## THE TASKS
1. List every type that appears as a template argument to std::auto_ptr in the garbage collection discussion.
2. Please extend the garbage collection discussion past its final sentence.

## PROVIDED TEXT
---

Isn't that a good thing? The best code is the one you don't have to
write. Down with bureaucracy. Creating objects just to keep track of
memory dependencies is... inane?
which in turn leads to
a more imperative style of programming, rather than a more modular style.

Imperative programming and modular programming are orthogonal concepts.
 
M

Matthias Buelow

zr said:
How can GC improve the performance of a multithreaded application? Can
you show a convincing example?

Many of today's programs (OO or not) have a high
allocation(/deallocation) rate. This means that most objects become
garbage quickly. With many GCs, their collection time is a function of
the amount of live data, that is, they don't have to traverse the
garbage at all. This means in total, in such a situation, there's less
work to do than in a manual deallocation scheme, where all the garbage
is being traversed aswell.
I don't know if multithreading is any factor here; with manual schemes,
you have to do synchronization, too.
 
Z

zr

Many of today's programs (OO or not) have a high
allocation(/deallocation) rate. This means that most objects become
garbage quickly. With many GCs, their collection time is a function of
the amount of live data, that is, they don't have to traverse the
garbage at all. This means in total, in such a situation, there's less
work to do than in a manual deallocation scheme, where all the garbage
is being traversed aswell.
I don't know if multithreading is any factor here; with manual schemes,
you have to do synchronization, too.

But even if in these (rare/common) cases where GC can improve
performance over manual deallocation, isn't there a better solution
which would give better performance than GC? Is performance a real
consideration for adding GC to the language?
 
M

Matthias Buelow

zr said:
But even if in these (rare/common) cases where GC can improve
performance over manual deallocation, isn't there a better solution
which would give better performance than GC? Is performance a real
consideration for adding GC to the language?

No, convenience is. If it increases performance, all the better.
 
A

anon

Chris said:
Humm.. Can you give an example or two of a scenario in which a GC is
absolutely required/necessary? For some reason, I can't seem to think of
one off the top of my head. What am I missing? Perhaps I misunderstand
your use of the word "necessary"...

1) without gc

class A
{
};

A* foo()
{
A *a = NULL;
A *b = NULL;

a = new A;
try
{
b = new A;
}
catch(...)
{
delete(a);
}

// do something

return a;
}

2) with GC
class A
{
};

A* foo()
{
std::auto_ptr< A > a( new A );
std::auto_ptr< A > b( new A );

// do something

return a.release();
}


Would this do?


Another example:

class X
{
public:
X()
{
throw 1111;
}
};

class A
{
public:
A() : a( new int ), b( new X )
{
}
// memory leak when b throws

int *a;
X *b;
};

vs

class A
{
public:
A() : a( new int ), b( new X )
{
}
// OK

std::auto_ptr< int > a;
std::auto_ptr< X > b;
};
 
C

Chris M. Thomasson

Matthias Buelow said:
Yes, GC does not correct any bugs, you're right about that ;). However,
there are many situations where having to do manual deallocation is just
additional work without any benefit. For example, if you're doing a lot
of tree handling, building trees, throwing them away again etc., you
don't really want to traverse the tree to free all the elements if you
throw it away. Much more convenient to simply "forget" the pointer to
the tree and let automatic memory management wipe it up.

---

## ENTRIES
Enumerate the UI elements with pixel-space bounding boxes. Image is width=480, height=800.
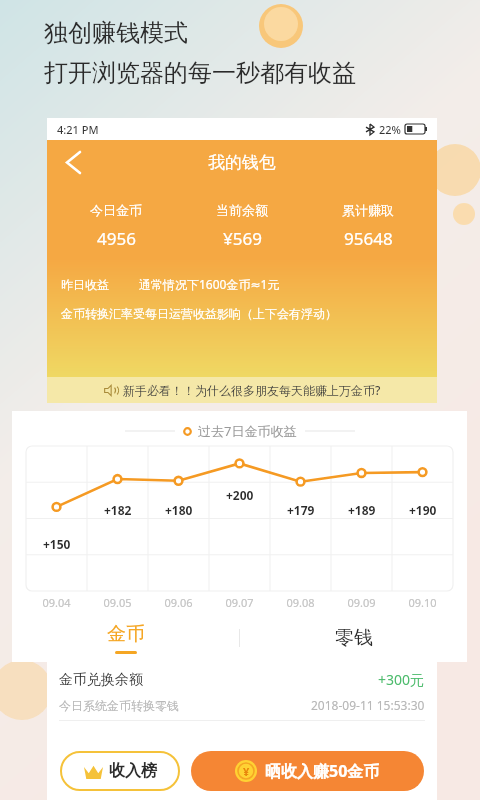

---

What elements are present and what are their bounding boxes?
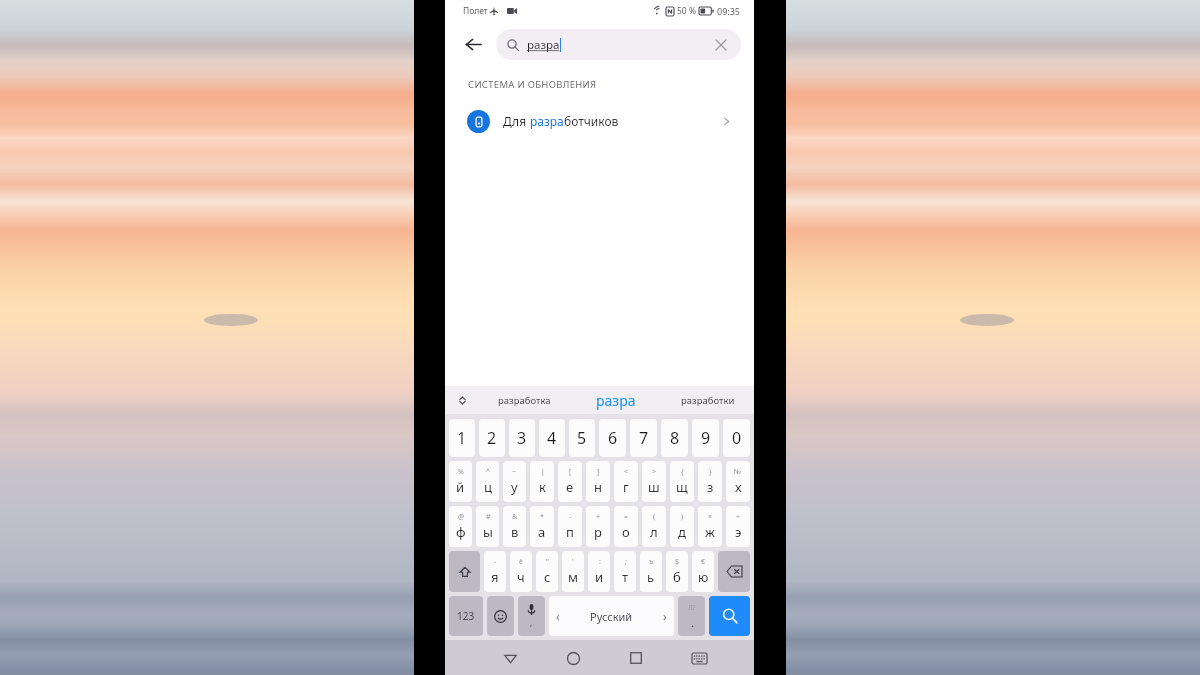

---

## SET OF ANSWERS
1. A, int, X

2.
I would build a node cache for the trees; why free the memory when you can
reuse some of it? You can do this in a GC environment, but it requires you
to traverse a "portion" of the tree.

Also, why not use a __partitioned__ region allocation algorithm for the
nodes in different trees? That way, a single call to `std::free()' will
promptly destroy all the memory which makes up a given trees nodes in a
single operation. AFAICT, that's more efficient than a GC. Region allocation
is not complicated and drastically amortizes the number of times you need to
call free.

Generally, I find that "clever" __partitioned__ region allocation can give
you the best of both worlds... You get deterministic manual memory
management, and the calls to free get heavily amortized.



(This is a bit relativized if you have a situation where you need to
have destructors run in tree nodes; in general, the concepts of
destructors and GC don't really work well together, and imho,
destructors are rather an ugly add-hoc hack that stems from the lack of
automatic memory management and because of that unfortunately has firmly
established itself in C++...)

I think dtors are very convenient...
 
M

Matthias Buelow

Chris said:
Generally, I find that "clever" __partitioned__ region allocation can
give you the best of both worlds...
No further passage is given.